PROBLEM STATEMENT
Transcribe the records that follow, preserving every word.

MATERIAL SUPPLIED

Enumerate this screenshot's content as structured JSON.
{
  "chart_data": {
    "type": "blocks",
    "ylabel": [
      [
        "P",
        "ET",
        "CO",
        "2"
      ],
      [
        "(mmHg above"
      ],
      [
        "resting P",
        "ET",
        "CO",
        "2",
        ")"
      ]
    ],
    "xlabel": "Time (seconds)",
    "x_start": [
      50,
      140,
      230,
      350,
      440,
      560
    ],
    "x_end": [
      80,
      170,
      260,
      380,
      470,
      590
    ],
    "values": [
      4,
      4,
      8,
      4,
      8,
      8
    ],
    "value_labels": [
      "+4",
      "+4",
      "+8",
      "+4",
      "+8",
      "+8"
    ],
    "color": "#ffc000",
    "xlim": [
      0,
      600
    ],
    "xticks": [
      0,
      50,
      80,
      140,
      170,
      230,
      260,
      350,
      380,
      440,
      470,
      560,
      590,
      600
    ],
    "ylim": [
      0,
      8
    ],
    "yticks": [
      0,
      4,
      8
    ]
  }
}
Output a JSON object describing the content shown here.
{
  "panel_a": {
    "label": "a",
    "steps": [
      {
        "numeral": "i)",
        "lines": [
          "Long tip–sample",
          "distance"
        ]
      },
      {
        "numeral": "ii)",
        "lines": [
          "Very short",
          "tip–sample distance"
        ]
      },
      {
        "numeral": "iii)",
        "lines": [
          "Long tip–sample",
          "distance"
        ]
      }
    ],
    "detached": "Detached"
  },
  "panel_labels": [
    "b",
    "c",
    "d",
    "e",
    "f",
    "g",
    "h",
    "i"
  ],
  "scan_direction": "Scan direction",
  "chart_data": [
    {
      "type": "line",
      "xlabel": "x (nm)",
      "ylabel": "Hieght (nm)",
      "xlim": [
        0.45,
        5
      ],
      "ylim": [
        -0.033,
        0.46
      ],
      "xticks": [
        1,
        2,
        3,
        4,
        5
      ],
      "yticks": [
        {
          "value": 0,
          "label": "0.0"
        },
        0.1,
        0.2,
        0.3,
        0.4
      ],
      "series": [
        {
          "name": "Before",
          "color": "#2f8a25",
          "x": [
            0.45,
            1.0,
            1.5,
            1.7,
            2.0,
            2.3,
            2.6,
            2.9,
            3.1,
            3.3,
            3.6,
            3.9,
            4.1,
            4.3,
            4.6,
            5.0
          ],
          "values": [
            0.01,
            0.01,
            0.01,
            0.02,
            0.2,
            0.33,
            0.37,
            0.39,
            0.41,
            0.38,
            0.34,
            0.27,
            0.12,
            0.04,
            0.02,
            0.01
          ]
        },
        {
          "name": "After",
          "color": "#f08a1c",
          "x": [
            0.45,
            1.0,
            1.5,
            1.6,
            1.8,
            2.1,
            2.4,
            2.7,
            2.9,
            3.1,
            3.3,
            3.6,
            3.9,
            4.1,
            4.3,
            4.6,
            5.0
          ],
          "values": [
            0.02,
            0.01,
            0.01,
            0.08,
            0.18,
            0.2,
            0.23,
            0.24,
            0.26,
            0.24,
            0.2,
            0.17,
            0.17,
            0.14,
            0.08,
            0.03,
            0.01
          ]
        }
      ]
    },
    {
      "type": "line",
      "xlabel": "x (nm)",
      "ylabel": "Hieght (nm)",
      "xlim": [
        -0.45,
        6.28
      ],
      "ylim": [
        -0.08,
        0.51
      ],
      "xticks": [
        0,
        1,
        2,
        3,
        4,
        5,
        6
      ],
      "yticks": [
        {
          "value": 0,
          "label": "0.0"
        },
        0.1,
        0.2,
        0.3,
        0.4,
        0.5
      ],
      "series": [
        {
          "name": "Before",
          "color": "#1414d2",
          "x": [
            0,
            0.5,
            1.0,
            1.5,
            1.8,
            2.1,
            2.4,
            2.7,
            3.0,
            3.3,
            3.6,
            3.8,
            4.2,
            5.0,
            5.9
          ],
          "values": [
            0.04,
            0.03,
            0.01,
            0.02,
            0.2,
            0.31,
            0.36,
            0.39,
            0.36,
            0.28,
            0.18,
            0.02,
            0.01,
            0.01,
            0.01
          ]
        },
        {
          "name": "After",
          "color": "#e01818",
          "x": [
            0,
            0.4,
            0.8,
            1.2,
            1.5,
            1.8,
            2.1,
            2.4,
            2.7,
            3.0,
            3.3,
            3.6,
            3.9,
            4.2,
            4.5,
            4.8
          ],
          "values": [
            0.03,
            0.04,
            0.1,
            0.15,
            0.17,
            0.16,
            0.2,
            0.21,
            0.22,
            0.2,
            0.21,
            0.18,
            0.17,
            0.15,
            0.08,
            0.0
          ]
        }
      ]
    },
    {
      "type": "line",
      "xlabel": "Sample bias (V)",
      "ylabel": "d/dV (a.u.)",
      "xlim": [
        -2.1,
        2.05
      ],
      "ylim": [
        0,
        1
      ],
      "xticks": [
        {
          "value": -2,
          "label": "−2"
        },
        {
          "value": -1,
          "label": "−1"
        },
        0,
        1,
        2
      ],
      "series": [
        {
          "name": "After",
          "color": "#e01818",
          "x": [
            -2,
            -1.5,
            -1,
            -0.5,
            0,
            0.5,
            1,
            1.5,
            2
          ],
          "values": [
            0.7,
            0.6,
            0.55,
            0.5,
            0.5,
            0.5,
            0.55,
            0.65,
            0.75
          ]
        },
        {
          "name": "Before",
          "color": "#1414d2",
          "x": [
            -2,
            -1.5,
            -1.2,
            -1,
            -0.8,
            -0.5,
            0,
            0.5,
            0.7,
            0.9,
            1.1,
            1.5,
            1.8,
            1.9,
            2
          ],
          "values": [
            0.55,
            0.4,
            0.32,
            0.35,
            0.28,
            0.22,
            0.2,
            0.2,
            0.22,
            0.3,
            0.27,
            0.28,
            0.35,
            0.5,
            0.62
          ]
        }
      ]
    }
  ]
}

COMPLETE OUTPUT
Enumerate this screenshot's content as structured JSON.
{
  "chart_data": {
    "type": "blocks",
    "ylabel": [
      [
        "P",
        "ET",
        "CO",
        "2"
      ],
      [
        "(mmHg above"
      ],
      [
        "resting P",
        "ET",
        "CO",
        "2",
        ")"
      ]
    ],
    "xlabel": "Time (seconds)",
    "x_start": [
      50,
      140,
      230,
      350,
      440,
      560
    ],
    "x_end": [
      80,
      170,
      260,
      380,
      470,
      590
    ],
    "values": [
      4,
      4,
      8,
      4,
      8,
      8
    ],
    "value_labels": [
      "+4",
      "+4",
      "+8",
      "+4",
      "+8",
      "+8"
    ],
    "color": "#ffc000",
    "xlim": [
      0,
      600
    ],
    "xticks": [
      0,
      50,
      80,
      140,
      170,
      230,
      260,
      350,
      380,
      440,
      470,
      560,
      590,
      600
    ],
    "ylim": [
      0,
      8
    ],
    "yticks": [
      0,
      4,
      8
    ]
  }
}
Output a JSON object describing the content shown here.
{
  "panel_a": {
    "label": "a",
    "steps": [
      {
        "numeral": "i)",
        "lines": [
          "Long tip–sample",
          "distance"
        ]
      },
      {
        "numeral": "ii)",
        "lines": [
          "Very short",
          "tip–sample distance"
        ]
      },
      {
        "numeral": "iii)",
        "lines": [
          "Long tip–sample",
          "distance"
        ]
      }
    ],
    "detached": "Detached"
  },
  "panel_labels": [
    "b",
    "c",
    "d",
    "e",
    "f",
    "g",
    "h",
    "i"
  ],
  "scan_direction": "Scan direction",
  "chart_data": [
    {
      "type": "line",
      "xlabel": "x (nm)",
      "ylabel": "Hieght (nm)",
      "xlim": [
        0.45,
        5
      ],
      "ylim": [
        -0.033,
        0.46
      ],
      "xticks": [
        1,
        2,
        3,
        4,
        5
      ],
      "yticks": [
        {
          "value": 0,
          "label": "0.0"
        },
        0.1,
        0.2,
        0.3,
        0.4
      ],
      "series": [
        {
          "name": "Before",
          "color": "#2f8a25",
          "x": [
            0.45,
            1.0,
            1.5,
            1.7,
            2.0,
            2.3,
            2.6,
            2.9,
            3.1,
            3.3,
            3.6,
            3.9,
            4.1,
            4.3,
            4.6,
            5.0
          ],
          "values": [
            0.01,
            0.01,
            0.01,
            0.02,
            0.2,
            0.33,
            0.37,
            0.39,
            0.41,
            0.38,
            0.34,
            0.27,
            0.12,
            0.04,
            0.02,
            0.01
          ]
        },
        {
          "name": "After",
          "color": "#f08a1c",
          "x": [
            0.45,
            1.0,
            1.5,
            1.6,
            1.8,
            2.1,
            2.4,
            2.7,
            2.9,
            3.1,
            3.3,
            3.6,
            3.9,
            4.1,
            4.3,
            4.6,
            5.0
          ],
          "values": [
            0.02,
            0.01,
            0.01,
            0.08,
            0.18,
            0.2,
            0.23,
            0.24,
            0.26,
            0.24,
            0.2,
            0.17,
            0.17,
            0.14,
            0.08,
            0.03,
            0.01
          ]
        }
      ]
    },
    {
      "type": "line",
      "xlabel": "x (nm)",
      "ylabel": "Hieght (nm)",
      "xlim": [
        -0.45,
        6.28
      ],
      "ylim": [
        -0.08,
        0.51
      ],
      "xticks": [
        0,
        1,
        2,
        3,
        4,
        5,
        6
      ],
      "yticks": [
        {
          "value": 0,
          "label": "0.0"
        },
        0.1,
        0.2,
        0.3,
        0.4,
        0.5
      ],
      "series": [
        {
          "name": "Before",
          "color": "#1414d2",
          "x": [
            0,
            0.5,
            1.0,
            1.5,
            1.8,
            2.1,
            2.4,
            2.7,
            3.0,
            3.3,
            3.6,
            3.8,
            4.2,
            5.0,
            5.9
          ],
          "values": [
            0.04,
            0.03,
            0.01,
            0.02,
            0.2,
            0.31,
            0.36,
            0.39,
            0.36,
            0.28,
            0.18,
            0.02,
            0.01,
            0.01,
            0.01
          ]
        },
        {
          "name": "After",
          "color": "#e01818",
          "x": [
            0,
            0.4,
            0.8,
            1.2,
            1.5,
            1.8,
            2.1,
            2.4,
            2.7,
            3.0,
            3.3,
            3.6,
            3.9,
            4.2,
            4.5,
            4.8
          ],
          "values": [
            0.03,
            0.04,
            0.1,
            0.15,
            0.17,
            0.16,
            0.2,
            0.21,
            0.22,
            0.2,
            0.21,
            0.18,
            0.17,
            0.15,
            0.08,
            0.0
          ]
        }
      ]
    },
    {
      "type": "line",
      "xlabel": "Sample bias (V)",
      "ylabel": "d/dV (a.u.)",
      "xlim": [
        -2.1,
        2.05
      ],
      "ylim": [
        0,
        1
      ],
      "xticks": [
        {
          "value": -2,
          "label": "−2"
        },
        {
          "value": -1,
          "label": "−1"
        },
        0,
        1,
        2
      ],
      "series": [
        {
          "name": "After",
          "color": "#e01818",
          "x": [
            -2,
            -1.5,
            -1,
            -0.5,
            0,
            0.5,
            1,
            1.5,
            2
          ],
          "values": [
            0.7,
            0.6,
            0.55,
            0.5,
            0.5,
            0.5,
            0.55,
            0.65,
            0.75
          ]
        },
        {
          "name": "Before",
          "color": "#1414d2",
          "x": [
            -2,
            -1.5,
            -1.2,
            -1,
            -0.8,
            -0.5,
            0,
            0.5,
            0.7,
            0.9,
            1.1,
            1.5,
            1.8,
            1.9,
            2
          ],
          "values": [
            0.55,
            0.4,
            0.32,
            0.35,
            0.28,
            0.22,
            0.2,
            0.2,
            0.22,
            0.3,
            0.27,
            0.28,
            0.35,
            0.5,
            0.62
          ]
        }
      ]
    }
  ]
}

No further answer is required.